**EJERCICIO PLANTEADO A:**
Transcribe literalmente, del texto sobre las posadas en Cuba, todo lo que va desde "En la posada" hasta "agua al cuello.".

____ TEXTO DE LA PÁGINA

Anécdotas sobre las posadas hay muchas. En lo personal, recuerdo una que me sucedió estando en un pequeño motel conocido como “Las Casitas de Vía Blanca”. Era el horario del mediodía y todo parecía muy tranquilo. Yo estaba en mi habitación, en la cama, mientras ella estaba en el baño. De repente, escuché el frenazo de un auto a la entrada del motel. Luego, se oyó la voz de un hombre que gritó: “Sal, descarada, que te voy a matar como a una perra, los mato a los dos”. Y a continuación, sonó un disparo.
Salté de la cama y mire con cuidado a través de las persianas, pero no podía ver al individuo. Casi al unísono, escuché varias voces, desde distintas habitaciones, que le pedían al hombre que se calmara, cada cual pensando que el problema era con él. Entonces miré a la muchacha que casi acababa de conocer, y ella se apresuró a decirme “No te preocupes que yo estoy bien soltera y sin compromiso”. A fin de cuentas, el hombre fue desarmado por la policía. Y al parecer, su esposa y el amante no estaban allí.
Desde mediados de la década de los ochenta, el servicio de las posadas empeoró aún más, al tiempo que empezaban a escasear. En la década de los noventa, colapsaron los planes de construcción de nuevas edificaciones. La “burbuja del bienestar CAME” se vino abajo junto con el muro de Berlín. Rápidamente, los antiguos albergues INIT se convirtieron en casas de vivienda para damnificados por ciclones y derrumbes.
En la posada Venus, cercana a la terminal de trenes, los nuevos inquilinos pusieron un cartel aclaratorio: “Esto ya no es una posada, aquí viven familias”. Así, de esa forma y sin mucha fanfarria, se acabó la era de las posadas en la capital de Cuba. De manera que hoy, quien necesite hacer lo que hacíamos en ellas, puede escoger entre la escalera de un edificio, una calle oscura, un parque, un automóvil, o la playa con el agua al cuello.

________
____ DATOS DE LA TAREA

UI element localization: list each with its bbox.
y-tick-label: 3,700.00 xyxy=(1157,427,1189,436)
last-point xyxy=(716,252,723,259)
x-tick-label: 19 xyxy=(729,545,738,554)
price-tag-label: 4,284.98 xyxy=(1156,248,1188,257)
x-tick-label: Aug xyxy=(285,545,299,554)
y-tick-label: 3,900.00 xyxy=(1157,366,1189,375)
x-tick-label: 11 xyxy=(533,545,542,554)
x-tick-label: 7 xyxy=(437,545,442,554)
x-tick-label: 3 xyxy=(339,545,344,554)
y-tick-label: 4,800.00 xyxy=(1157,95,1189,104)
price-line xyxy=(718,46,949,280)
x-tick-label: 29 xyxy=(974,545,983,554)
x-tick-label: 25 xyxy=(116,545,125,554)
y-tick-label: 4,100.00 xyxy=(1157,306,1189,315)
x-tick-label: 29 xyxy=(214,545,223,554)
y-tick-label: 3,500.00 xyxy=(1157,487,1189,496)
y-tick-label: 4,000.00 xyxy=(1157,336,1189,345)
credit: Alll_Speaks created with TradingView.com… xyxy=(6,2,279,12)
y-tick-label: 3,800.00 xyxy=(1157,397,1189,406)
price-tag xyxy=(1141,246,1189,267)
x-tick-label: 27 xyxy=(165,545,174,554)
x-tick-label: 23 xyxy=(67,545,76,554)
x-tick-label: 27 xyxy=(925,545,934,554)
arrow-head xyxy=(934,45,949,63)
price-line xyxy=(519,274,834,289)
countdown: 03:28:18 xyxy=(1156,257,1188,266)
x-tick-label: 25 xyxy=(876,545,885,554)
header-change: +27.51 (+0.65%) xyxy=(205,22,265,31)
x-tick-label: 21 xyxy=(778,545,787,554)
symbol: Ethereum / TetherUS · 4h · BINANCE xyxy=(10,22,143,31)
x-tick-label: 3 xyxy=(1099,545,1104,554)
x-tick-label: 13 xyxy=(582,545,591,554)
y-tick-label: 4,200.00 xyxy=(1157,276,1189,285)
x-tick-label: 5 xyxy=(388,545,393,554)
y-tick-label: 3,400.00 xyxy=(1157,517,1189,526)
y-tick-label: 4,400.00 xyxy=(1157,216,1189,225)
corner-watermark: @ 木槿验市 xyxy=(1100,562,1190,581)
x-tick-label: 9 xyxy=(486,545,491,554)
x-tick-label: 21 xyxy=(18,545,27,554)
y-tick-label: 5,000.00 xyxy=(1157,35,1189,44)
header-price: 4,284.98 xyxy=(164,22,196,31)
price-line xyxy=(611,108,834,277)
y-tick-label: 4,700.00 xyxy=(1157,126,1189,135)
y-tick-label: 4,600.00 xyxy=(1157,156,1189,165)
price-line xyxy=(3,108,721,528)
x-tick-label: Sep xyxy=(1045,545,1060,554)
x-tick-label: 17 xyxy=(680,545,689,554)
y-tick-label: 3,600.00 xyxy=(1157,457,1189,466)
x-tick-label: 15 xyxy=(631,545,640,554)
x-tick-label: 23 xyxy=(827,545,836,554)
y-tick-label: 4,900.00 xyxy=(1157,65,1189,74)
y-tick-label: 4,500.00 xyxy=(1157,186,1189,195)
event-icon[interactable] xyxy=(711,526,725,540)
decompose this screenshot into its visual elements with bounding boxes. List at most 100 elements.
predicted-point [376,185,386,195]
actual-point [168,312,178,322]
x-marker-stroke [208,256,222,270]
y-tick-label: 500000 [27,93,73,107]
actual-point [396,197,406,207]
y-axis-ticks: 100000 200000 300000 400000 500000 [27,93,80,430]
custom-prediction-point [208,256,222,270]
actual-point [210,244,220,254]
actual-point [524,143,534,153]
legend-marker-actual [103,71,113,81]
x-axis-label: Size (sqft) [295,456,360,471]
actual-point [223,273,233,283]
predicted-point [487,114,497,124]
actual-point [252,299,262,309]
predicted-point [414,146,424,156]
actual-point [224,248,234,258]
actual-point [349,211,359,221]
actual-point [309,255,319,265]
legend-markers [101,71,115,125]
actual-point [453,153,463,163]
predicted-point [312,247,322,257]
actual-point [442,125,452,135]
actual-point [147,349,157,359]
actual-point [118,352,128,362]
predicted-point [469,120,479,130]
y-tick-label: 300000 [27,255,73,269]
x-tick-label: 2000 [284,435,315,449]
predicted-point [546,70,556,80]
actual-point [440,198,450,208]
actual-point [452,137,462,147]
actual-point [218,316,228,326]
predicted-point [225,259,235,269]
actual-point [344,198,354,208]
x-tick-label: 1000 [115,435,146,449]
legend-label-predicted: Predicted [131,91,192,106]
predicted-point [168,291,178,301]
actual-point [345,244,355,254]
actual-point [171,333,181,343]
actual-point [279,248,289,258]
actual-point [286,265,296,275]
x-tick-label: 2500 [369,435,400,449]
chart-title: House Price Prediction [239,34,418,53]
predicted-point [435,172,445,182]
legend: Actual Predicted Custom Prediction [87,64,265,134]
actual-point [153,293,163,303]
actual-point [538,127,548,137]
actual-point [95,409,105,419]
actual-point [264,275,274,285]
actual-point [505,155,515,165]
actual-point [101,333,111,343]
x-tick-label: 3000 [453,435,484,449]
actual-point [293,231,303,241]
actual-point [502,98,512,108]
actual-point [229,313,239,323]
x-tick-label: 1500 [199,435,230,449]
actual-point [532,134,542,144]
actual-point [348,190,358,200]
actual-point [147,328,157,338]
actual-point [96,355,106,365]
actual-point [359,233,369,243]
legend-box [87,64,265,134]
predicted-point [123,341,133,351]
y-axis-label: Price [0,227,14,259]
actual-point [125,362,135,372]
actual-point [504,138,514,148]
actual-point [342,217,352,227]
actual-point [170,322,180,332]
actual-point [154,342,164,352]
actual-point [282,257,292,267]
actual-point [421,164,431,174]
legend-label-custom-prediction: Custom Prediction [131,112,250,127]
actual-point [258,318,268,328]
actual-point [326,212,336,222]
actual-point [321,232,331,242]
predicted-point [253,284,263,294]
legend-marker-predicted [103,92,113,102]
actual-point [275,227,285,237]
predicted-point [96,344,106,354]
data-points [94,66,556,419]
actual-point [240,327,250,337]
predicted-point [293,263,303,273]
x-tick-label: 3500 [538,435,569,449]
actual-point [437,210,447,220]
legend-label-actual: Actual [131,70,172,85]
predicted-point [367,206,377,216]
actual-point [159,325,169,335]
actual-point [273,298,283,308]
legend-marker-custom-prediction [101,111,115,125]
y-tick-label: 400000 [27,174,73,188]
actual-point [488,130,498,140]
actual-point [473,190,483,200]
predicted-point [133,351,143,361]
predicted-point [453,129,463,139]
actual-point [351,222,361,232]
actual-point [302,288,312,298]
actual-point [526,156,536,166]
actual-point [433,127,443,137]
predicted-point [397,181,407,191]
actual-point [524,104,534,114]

________

**EJERCICIO PLANTEADO B:**
Devuelve como lista numerada todo lo que va desde el comienzo de los registros hasta la línea que contiene "x-tick-label: Aug xyxy=(285,545,299,554)", ambos extremos incluidos. Omite las líneas vacías.

**SALIDA COMPLETA A:**
En la posada Venus, cercana a la terminal de trenes, los nuevos inquilinos pusieron un cartel aclaratorio: “Esto ya no es una posada, aquí viven familias”. Así, de esa forma y sin mucha fanfarria, se acabó la era de las posadas en la capital de Cuba. De manera que hoy, quien necesite hacer lo que hacíamos en ellas, puede escoger entre la escalera de un edificio, una calle oscura, un parque, un automóvil, o la playa con el agua al cuello.

**SALIDA COMPLETA B:**
1. UI element localization: list each with its bbox.
2. y-tick-label: 3,700.00 xyxy=(1157,427,1189,436)
3. last-point xyxy=(716,252,723,259)
4. x-tick-label: 19 xyxy=(729,545,738,554)
5. price-tag-label: 4,284.98 xyxy=(1156,248,1188,257)
6. x-tick-label: Aug xyxy=(285,545,299,554)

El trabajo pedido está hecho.